__Problem statement__.
Reproduce every record exactly as it appears, but not the pictures.

= = = =

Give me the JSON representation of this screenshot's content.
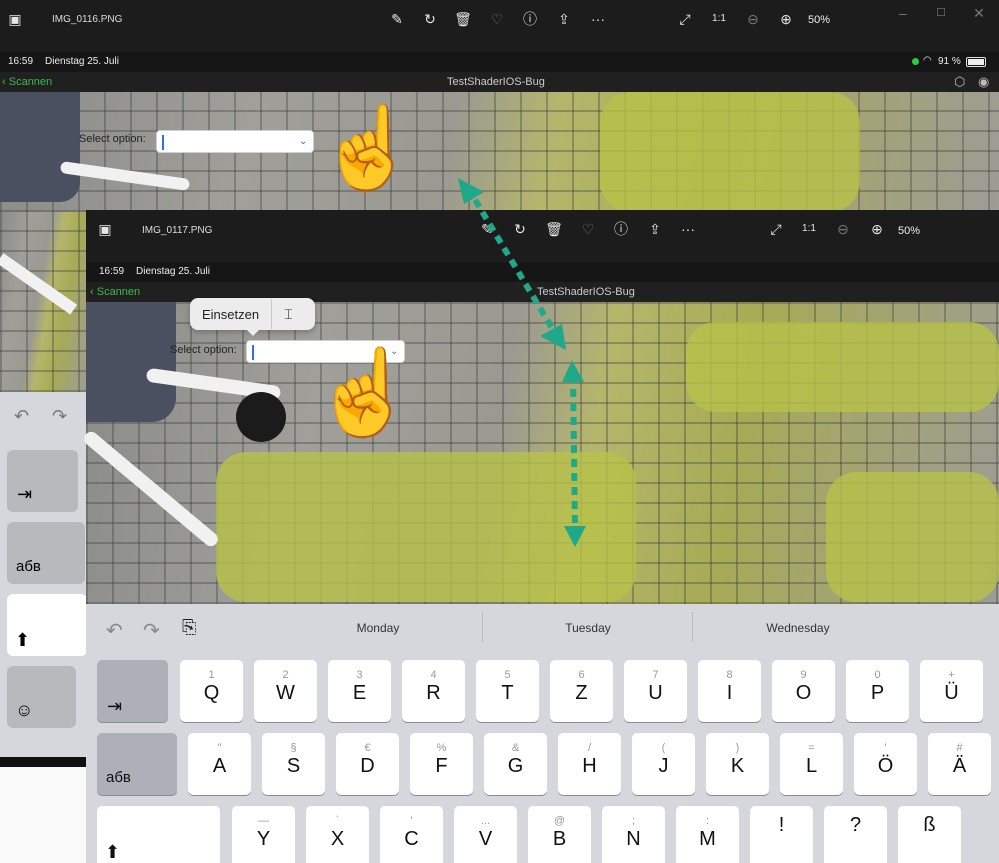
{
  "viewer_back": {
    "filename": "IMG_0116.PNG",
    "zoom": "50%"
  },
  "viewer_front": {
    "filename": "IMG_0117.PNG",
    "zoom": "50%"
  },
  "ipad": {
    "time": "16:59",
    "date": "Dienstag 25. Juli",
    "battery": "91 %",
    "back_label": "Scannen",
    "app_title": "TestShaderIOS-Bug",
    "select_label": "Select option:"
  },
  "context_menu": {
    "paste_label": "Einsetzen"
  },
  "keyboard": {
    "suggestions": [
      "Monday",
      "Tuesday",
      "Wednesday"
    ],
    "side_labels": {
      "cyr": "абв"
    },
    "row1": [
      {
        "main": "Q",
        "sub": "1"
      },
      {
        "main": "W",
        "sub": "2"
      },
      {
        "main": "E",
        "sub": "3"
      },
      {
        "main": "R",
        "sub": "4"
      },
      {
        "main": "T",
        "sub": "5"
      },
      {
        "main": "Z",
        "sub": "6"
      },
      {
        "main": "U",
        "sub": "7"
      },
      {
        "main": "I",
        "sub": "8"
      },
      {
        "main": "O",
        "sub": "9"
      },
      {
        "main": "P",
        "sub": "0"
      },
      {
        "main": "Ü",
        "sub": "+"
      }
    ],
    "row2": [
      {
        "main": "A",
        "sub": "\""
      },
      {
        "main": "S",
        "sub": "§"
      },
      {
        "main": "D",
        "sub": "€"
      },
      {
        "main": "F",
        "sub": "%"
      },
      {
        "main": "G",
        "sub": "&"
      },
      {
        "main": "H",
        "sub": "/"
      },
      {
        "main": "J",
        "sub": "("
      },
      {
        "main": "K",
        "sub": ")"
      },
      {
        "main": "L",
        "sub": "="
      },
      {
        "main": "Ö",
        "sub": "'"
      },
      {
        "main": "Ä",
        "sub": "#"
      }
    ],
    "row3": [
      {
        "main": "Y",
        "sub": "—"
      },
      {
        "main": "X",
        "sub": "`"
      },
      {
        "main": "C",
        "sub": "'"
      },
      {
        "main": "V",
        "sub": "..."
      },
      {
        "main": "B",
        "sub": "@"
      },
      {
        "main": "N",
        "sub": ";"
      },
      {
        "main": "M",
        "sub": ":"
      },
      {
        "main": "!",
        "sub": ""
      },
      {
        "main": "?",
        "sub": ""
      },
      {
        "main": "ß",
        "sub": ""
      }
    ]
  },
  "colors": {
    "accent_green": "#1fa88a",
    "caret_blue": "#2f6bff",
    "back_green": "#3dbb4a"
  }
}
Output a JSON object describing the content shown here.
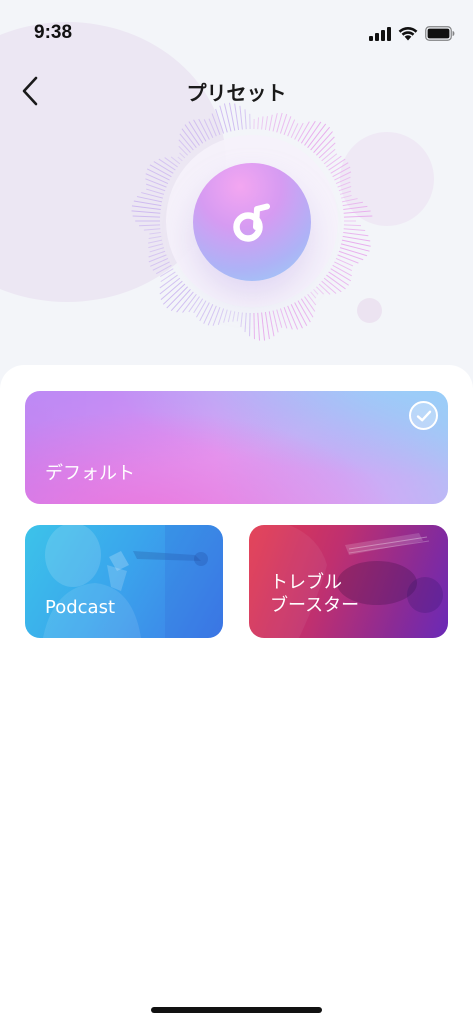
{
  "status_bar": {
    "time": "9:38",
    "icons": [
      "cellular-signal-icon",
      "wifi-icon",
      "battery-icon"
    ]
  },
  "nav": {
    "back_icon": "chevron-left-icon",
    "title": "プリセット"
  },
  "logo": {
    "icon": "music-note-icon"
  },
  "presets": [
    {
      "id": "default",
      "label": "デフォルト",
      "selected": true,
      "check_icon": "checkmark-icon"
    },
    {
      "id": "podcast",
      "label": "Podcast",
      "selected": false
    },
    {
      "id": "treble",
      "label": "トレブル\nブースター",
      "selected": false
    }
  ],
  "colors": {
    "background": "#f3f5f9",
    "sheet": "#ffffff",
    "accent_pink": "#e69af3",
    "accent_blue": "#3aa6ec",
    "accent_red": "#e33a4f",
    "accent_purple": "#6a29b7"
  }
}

= = = =

__The output__.
Give me the JSON representation of this screenshot's content.
{
  "viewer_back": {
    "filename": "IMG_0116.PNG",
    "zoom": "50%"
  },
  "viewer_front": {
    "filename": "IMG_0117.PNG",
    "zoom": "50%"
  },
  "ipad": {
    "time": "16:59",
    "date": "Dienstag 25. Juli",
    "battery": "91 %",
    "back_label": "Scannen",
    "app_title": "TestShaderIOS-Bug",
    "select_label": "Select option:"
  },
  "context_menu": {
    "paste_label": "Einsetzen"
  },
  "keyboard": {
    "suggestions": [
      "Monday",
      "Tuesday",
      "Wednesday"
    ],
    "side_labels": {
      "cyr": "абв"
    },
    "row1": [
      {
        "main": "Q",
        "sub": "1"
      },
      {
        "main": "W",
        "sub": "2"
      },
      {
        "main": "E",
        "sub": "3"
      },
      {
        "main": "R",
        "sub": "4"
      },
      {
        "main": "T",
        "sub": "5"
      },
      {
        "main": "Z",
        "sub": "6"
      },
      {
        "main": "U",
        "sub": "7"
      },
      {
        "main": "I",
        "sub": "8"
      },
      {
        "main": "O",
        "sub": "9"
      },
      {
        "main": "P",
        "sub": "0"
      },
      {
        "main": "Ü",
        "sub": "+"
      }
    ],
    "row2": [
      {
        "main": "A",
        "sub": "\""
      },
      {
        "main": "S",
        "sub": "§"
      },
      {
        "main": "D",
        "sub": "€"
      },
      {
        "main": "F",
        "sub": "%"
      },
      {
        "main": "G",
        "sub": "&"
      },
      {
        "main": "H",
        "sub": "/"
      },
      {
        "main": "J",
        "sub": "("
      },
      {
        "main": "K",
        "sub": ")"
      },
      {
        "main": "L",
        "sub": "="
      },
      {
        "main": "Ö",
        "sub": "'"
      },
      {
        "main": "Ä",
        "sub": "#"
      }
    ],
    "row3": [
      {
        "main": "Y",
        "sub": "—"
      },
      {
        "main": "X",
        "sub": "`"
      },
      {
        "main": "C",
        "sub": "'"
      },
      {
        "main": "V",
        "sub": "..."
      },
      {
        "main": "B",
        "sub": "@"
      },
      {
        "main": "N",
        "sub": ";"
      },
      {
        "main": "M",
        "sub": ":"
      },
      {
        "main": "!",
        "sub": ""
      },
      {
        "main": "?",
        "sub": ""
      },
      {
        "main": "ß",
        "sub": ""
      }
    ]
  },
  "colors": {
    "accent_green": "#1fa88a",
    "caret_blue": "#2f6bff",
    "back_green": "#3dbb4a"
  }
}
Output a JSON object describing the content shown here.
{
  "status_bar": {
    "time": "9:38",
    "icons": [
      "cellular-signal-icon",
      "wifi-icon",
      "battery-icon"
    ]
  },
  "nav": {
    "back_icon": "chevron-left-icon",
    "title": "プリセット"
  },
  "logo": {
    "icon": "music-note-icon"
  },
  "presets": [
    {
      "id": "default",
      "label": "デフォルト",
      "selected": true,
      "check_icon": "checkmark-icon"
    },
    {
      "id": "podcast",
      "label": "Podcast",
      "selected": false
    },
    {
      "id": "treble",
      "label": "トレブル\nブースター",
      "selected": false
    }
  ],
  "colors": {
    "background": "#f3f5f9",
    "sheet": "#ffffff",
    "accent_pink": "#e69af3",
    "accent_blue": "#3aa6ec",
    "accent_red": "#e33a4f",
    "accent_purple": "#6a29b7"
  }
}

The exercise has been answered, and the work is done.